### Problem requirements
Omit every image, and transcribe the remaining entries exactly as given.

───── Records for the task

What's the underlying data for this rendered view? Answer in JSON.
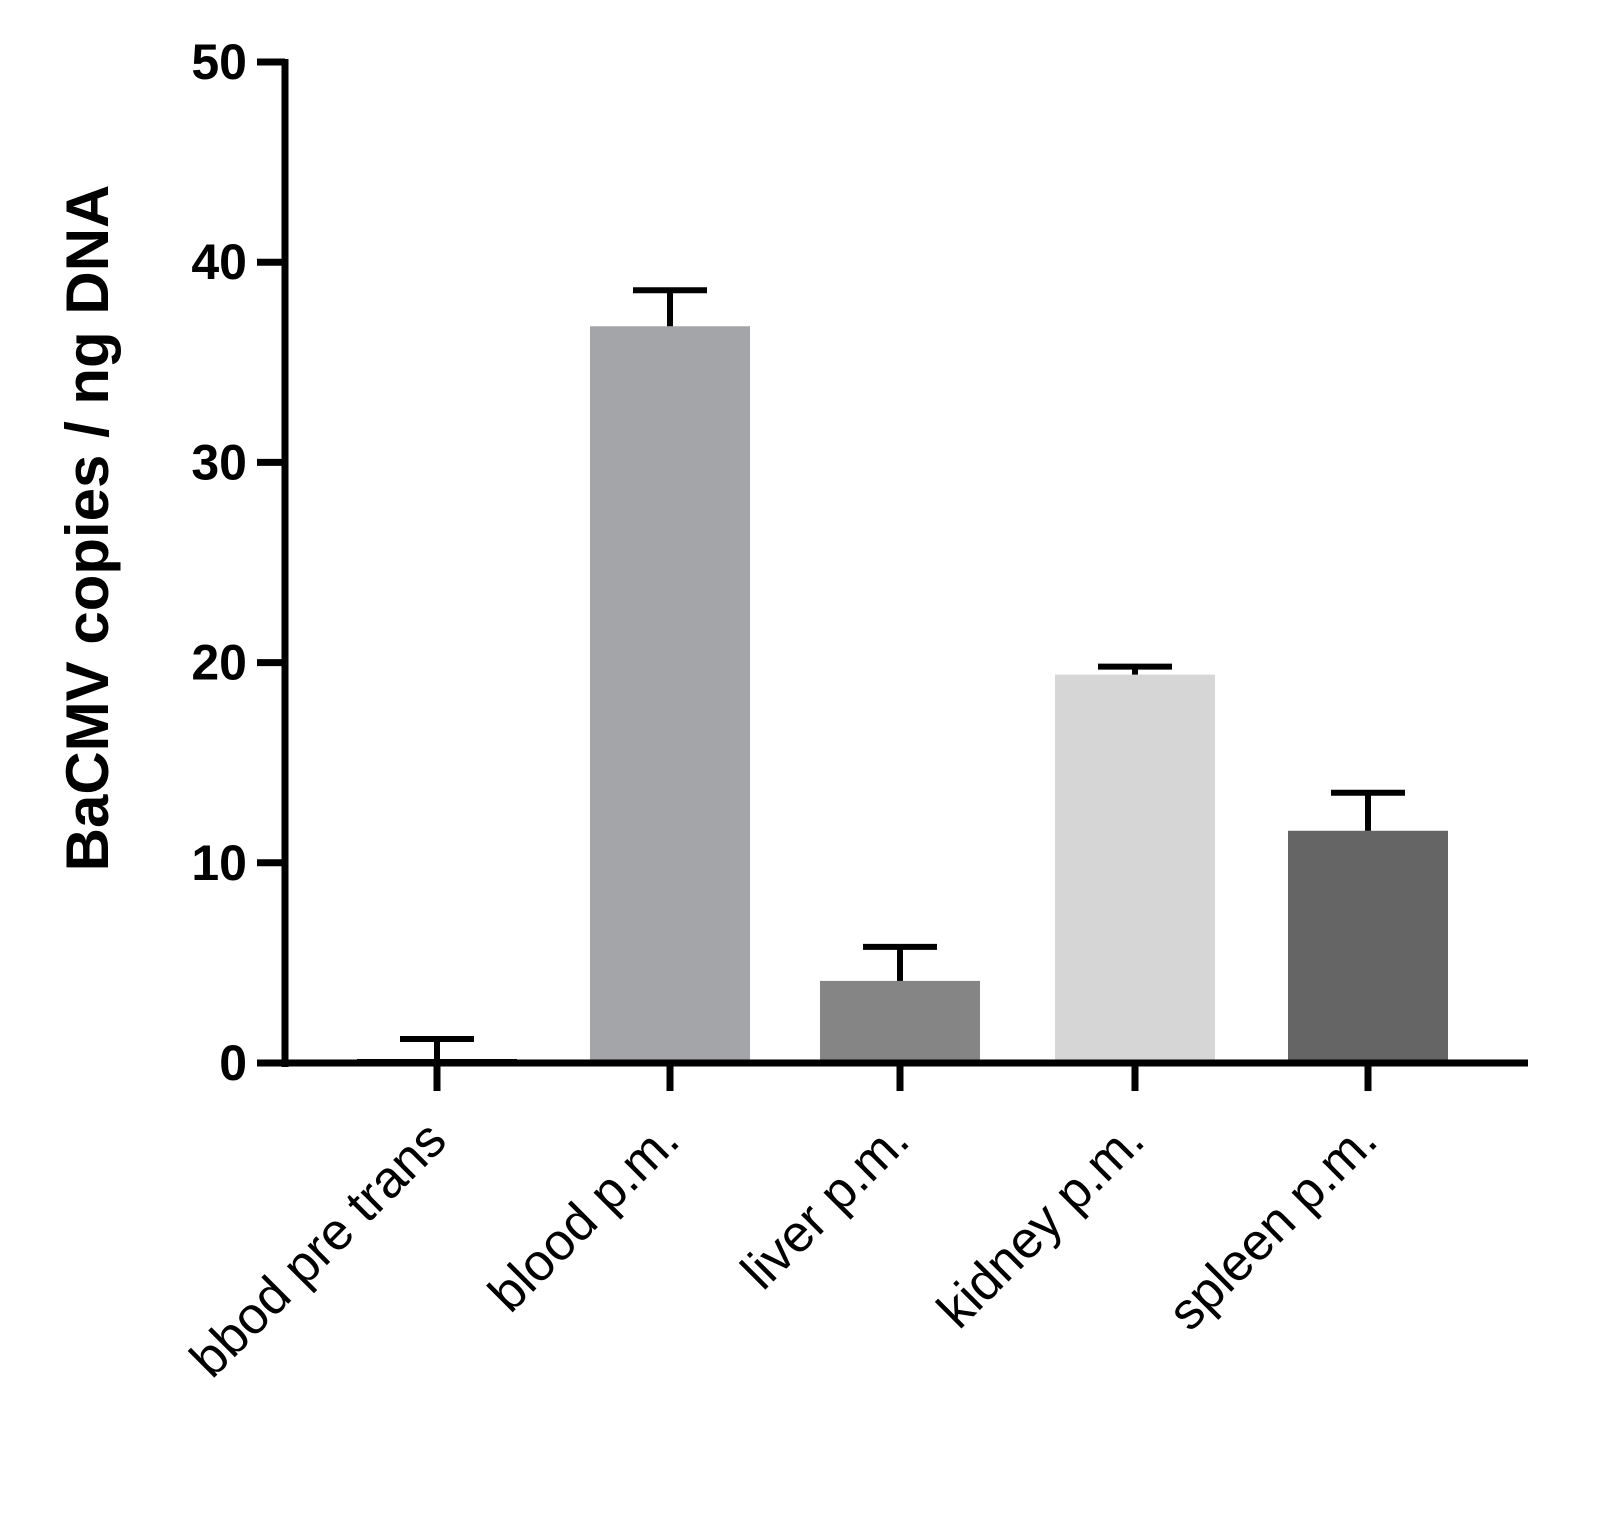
{
  "chart_data": {
    "type": "bar",
    "title": "",
    "xlabel": "",
    "ylabel": "BaCMV copies / ng DNA",
    "ylim": [
      0,
      50
    ],
    "yticks": [
      0,
      10,
      20,
      30,
      40,
      50
    ],
    "grid": false,
    "legend": "none",
    "categories": [
      "bbod pre trans",
      "blood p.m.",
      "liver p.m.",
      "kidney p.m.",
      "spleen p.m."
    ],
    "values": [
      0.2,
      36.8,
      4.1,
      19.4,
      11.6
    ],
    "error_plus": [
      1.0,
      1.8,
      1.7,
      0.4,
      1.9
    ],
    "colors": [
      "#000000",
      "#a4a5a8",
      "#858585",
      "#d6d6d6",
      "#656565"
    ],
    "axis_color": "#000000"
  }
}
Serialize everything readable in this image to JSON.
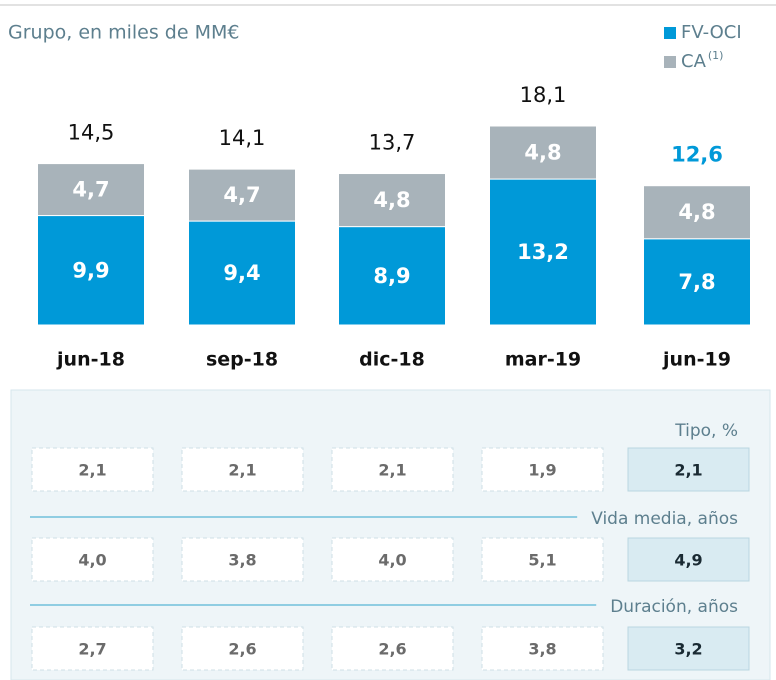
{
  "chart_data": {
    "type": "stacked_bar",
    "title": "Grupo, en miles de MM€",
    "categories": [
      "jun-18",
      "sep-18",
      "dic-18",
      "mar-19",
      "jun-19"
    ],
    "series": [
      {
        "name": "FV-OCI",
        "color": "#0099d8",
        "values": [
          9.9,
          9.4,
          8.9,
          13.2,
          7.8
        ],
        "value_labels": [
          "9,9",
          "9,4",
          "8,9",
          "13,2",
          "7,8"
        ]
      },
      {
        "name": "CA",
        "legend_note": "(1)",
        "color": "#a8b3ba",
        "values": [
          4.7,
          4.7,
          4.8,
          4.8,
          4.8
        ],
        "value_labels": [
          "4,7",
          "4,7",
          "4,8",
          "4,8",
          "4,8"
        ]
      }
    ],
    "totals": [
      14.5,
      14.1,
      13.7,
      18.1,
      12.6
    ],
    "total_labels": [
      "14,5",
      "14,1",
      "13,7",
      "18,1",
      "12,6"
    ],
    "highlight_color": "#0099d8",
    "ylim": [
      0,
      18
    ]
  },
  "table": {
    "rows": [
      {
        "label": "Tipo, %",
        "values": [
          "2,1",
          "2,1",
          "2,1",
          "1,9",
          "2,1"
        ]
      },
      {
        "label": "Vida media, años",
        "values": [
          "4,0",
          "3,8",
          "4,0",
          "5,1",
          "4,9"
        ]
      },
      {
        "label": "Duración, años",
        "values": [
          "2,7",
          "2,6",
          "2,6",
          "3,8",
          "3,2"
        ]
      }
    ]
  }
}
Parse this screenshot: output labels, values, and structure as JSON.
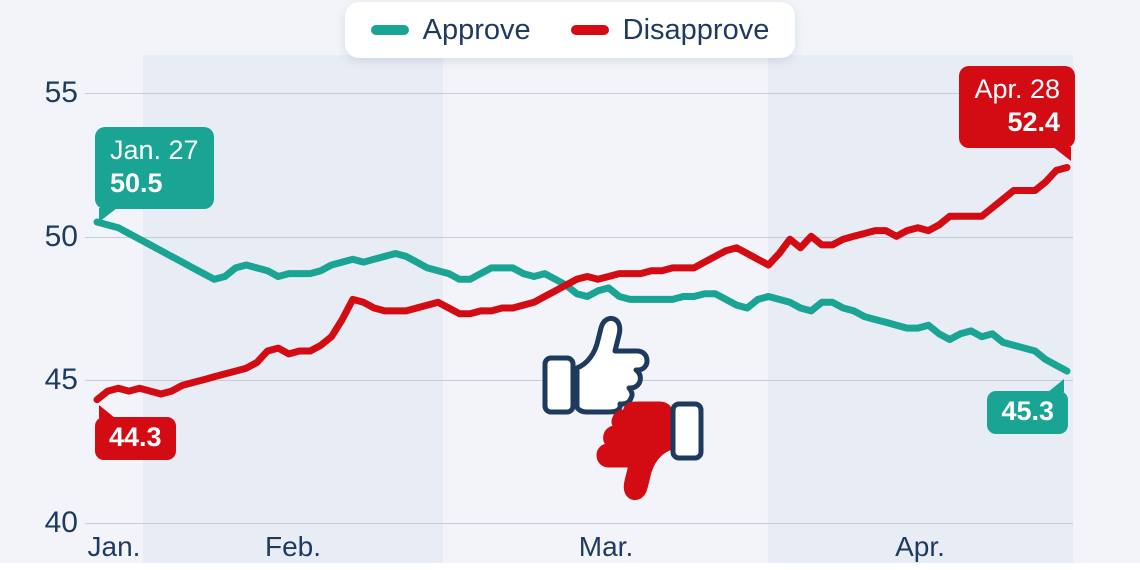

──────────

### Written solution
What's the underlying data for this rendered view? Answer in JSON.
{
  "chart_data": {
    "type": "bar",
    "title": "",
    "xlabel": "",
    "ylabel": "BaCMV copies / ng DNA",
    "ylim": [
      0,
      50
    ],
    "yticks": [
      0,
      10,
      20,
      30,
      40,
      50
    ],
    "grid": false,
    "legend": "none",
    "categories": [
      "bbod pre trans",
      "blood p.m.",
      "liver p.m.",
      "kidney p.m.",
      "spleen p.m."
    ],
    "values": [
      0.2,
      36.8,
      4.1,
      19.4,
      11.6
    ],
    "error_plus": [
      1.0,
      1.8,
      1.7,
      0.4,
      1.9
    ],
    "colors": [
      "#000000",
      "#a4a5a8",
      "#858585",
      "#d6d6d6",
      "#656565"
    ],
    "axis_color": "#000000"
  }
}
Serialize everything readable in this image to JSON.
{
  "chart_data": {
    "type": "stacked_bar",
    "title": "Grupo, en miles de MM€",
    "categories": [
      "jun-18",
      "sep-18",
      "dic-18",
      "mar-19",
      "jun-19"
    ],
    "series": [
      {
        "name": "FV-OCI",
        "color": "#0099d8",
        "values": [
          9.9,
          9.4,
          8.9,
          13.2,
          7.8
        ],
        "value_labels": [
          "9,9",
          "9,4",
          "8,9",
          "13,2",
          "7,8"
        ]
      },
      {
        "name": "CA",
        "legend_note": "(1)",
        "color": "#a8b3ba",
        "values": [
          4.7,
          4.7,
          4.8,
          4.8,
          4.8
        ],
        "value_labels": [
          "4,7",
          "4,7",
          "4,8",
          "4,8",
          "4,8"
        ]
      }
    ],
    "totals": [
      14.5,
      14.1,
      13.7,
      18.1,
      12.6
    ],
    "total_labels": [
      "14,5",
      "14,1",
      "13,7",
      "18,1",
      "12,6"
    ],
    "highlight_color": "#0099d8",
    "ylim": [
      0,
      18
    ]
  },
  "table": {
    "rows": [
      {
        "label": "Tipo, %",
        "values": [
          "2,1",
          "2,1",
          "2,1",
          "1,9",
          "2,1"
        ]
      },
      {
        "label": "Vida media, años",
        "values": [
          "4,0",
          "3,8",
          "4,0",
          "5,1",
          "4,9"
        ]
      },
      {
        "label": "Duración, años",
        "values": [
          "2,7",
          "2,6",
          "2,6",
          "3,8",
          "3,2"
        ]
      }
    ]
  }
}
Parse this screenshot: output labels, values, and structure as JSON.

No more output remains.